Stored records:

__________________________________________________

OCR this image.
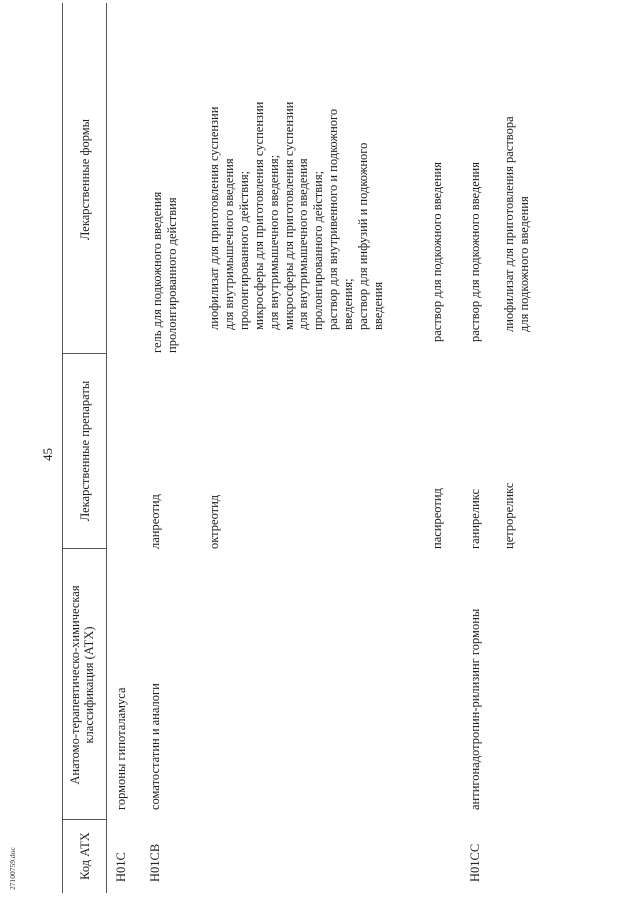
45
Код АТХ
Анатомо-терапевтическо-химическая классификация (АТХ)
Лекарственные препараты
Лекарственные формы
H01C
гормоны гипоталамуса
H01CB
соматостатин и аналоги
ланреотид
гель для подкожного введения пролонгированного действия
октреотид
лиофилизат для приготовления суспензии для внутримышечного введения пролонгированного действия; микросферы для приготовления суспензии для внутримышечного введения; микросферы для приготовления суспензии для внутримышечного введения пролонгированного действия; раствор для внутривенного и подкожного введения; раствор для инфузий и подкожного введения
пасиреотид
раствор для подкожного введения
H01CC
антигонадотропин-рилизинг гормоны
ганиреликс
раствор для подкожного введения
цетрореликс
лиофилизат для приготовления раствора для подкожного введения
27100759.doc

__________________________________________________

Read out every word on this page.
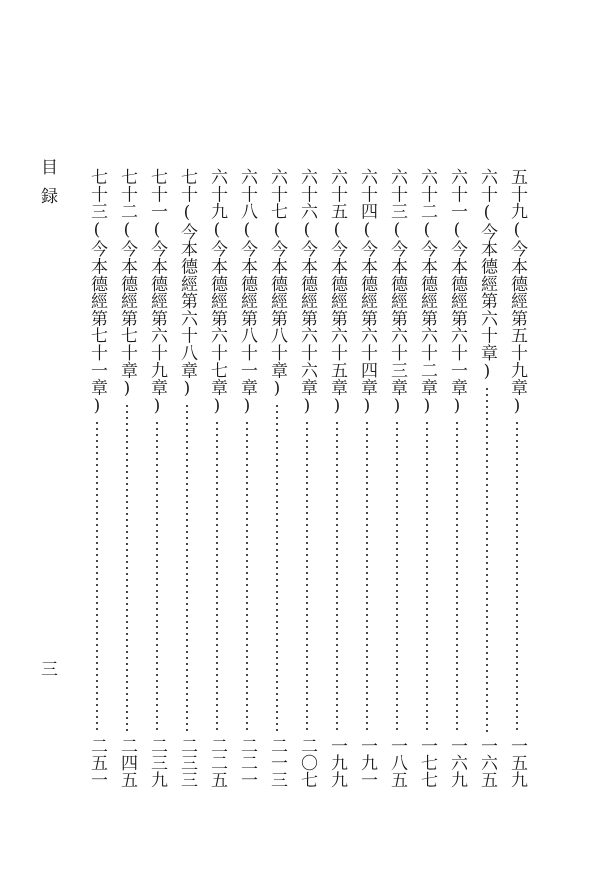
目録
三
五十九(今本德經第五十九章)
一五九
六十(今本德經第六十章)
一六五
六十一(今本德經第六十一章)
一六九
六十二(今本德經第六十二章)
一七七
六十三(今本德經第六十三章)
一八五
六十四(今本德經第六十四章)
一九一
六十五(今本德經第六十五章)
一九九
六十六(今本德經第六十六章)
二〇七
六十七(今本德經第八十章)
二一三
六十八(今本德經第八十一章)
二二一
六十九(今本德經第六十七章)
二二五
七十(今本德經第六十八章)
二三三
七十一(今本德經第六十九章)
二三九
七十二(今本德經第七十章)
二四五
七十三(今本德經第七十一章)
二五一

__________________________________________________

_SET PROBLEM_
Track down every line with the word "действия" and copy it.

_IN RESPONSE_
гель для подкожного введения пролонгированного действия
лиофилизат для приготовления суспензии для внутримышечного введения пролонгированного действия; микросферы для приготовления суспензии для внутримышечного введения; микросферы для приготовления суспензии для внутримышечного введения пролонгированного действия; раствор для внутривенного и подкожного введения; раствор для инфузий и подкожного введения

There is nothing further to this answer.